§ WORK INSTRUCTIONS: For every line of the material below, check for the string "Nguyen" and return the line if it is there.

§ PROVIDED RECORDS:
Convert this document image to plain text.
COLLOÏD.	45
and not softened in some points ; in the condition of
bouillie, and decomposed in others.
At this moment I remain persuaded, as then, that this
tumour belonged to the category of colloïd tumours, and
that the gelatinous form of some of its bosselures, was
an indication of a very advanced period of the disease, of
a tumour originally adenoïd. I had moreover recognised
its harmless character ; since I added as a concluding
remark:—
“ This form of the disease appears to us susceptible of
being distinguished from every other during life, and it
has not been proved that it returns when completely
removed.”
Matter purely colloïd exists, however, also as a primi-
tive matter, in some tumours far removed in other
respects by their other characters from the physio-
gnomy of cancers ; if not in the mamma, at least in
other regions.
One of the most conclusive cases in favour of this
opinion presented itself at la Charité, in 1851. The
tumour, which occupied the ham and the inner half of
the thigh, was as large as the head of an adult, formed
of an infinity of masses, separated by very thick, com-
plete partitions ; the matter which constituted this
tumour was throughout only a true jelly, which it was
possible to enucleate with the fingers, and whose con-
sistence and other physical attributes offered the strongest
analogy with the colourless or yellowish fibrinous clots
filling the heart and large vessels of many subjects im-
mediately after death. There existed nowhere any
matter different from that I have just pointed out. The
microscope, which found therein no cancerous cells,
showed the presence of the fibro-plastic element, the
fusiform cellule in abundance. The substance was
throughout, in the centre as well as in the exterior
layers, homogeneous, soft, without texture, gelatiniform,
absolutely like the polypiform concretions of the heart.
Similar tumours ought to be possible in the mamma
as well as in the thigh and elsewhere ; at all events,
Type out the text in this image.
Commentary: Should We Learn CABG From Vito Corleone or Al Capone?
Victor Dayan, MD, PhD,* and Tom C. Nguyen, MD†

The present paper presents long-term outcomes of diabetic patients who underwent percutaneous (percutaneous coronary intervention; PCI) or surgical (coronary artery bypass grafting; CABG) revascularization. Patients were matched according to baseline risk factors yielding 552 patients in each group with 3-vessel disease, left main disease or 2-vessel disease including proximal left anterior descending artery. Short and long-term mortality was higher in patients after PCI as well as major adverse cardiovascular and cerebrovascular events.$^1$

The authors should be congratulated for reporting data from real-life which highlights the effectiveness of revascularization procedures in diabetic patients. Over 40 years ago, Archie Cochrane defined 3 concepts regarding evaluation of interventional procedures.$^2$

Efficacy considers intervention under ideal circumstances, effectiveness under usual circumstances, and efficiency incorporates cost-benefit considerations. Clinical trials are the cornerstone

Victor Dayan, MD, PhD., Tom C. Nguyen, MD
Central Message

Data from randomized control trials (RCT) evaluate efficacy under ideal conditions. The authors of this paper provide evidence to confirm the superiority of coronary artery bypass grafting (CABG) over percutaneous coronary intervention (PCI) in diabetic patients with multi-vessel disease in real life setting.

§ RESULT:
Victor Dayan, MD, PhD,* and Tom C. Nguyen, MD†
Victor Dayan, MD, PhD., Tom C. Nguyen, MD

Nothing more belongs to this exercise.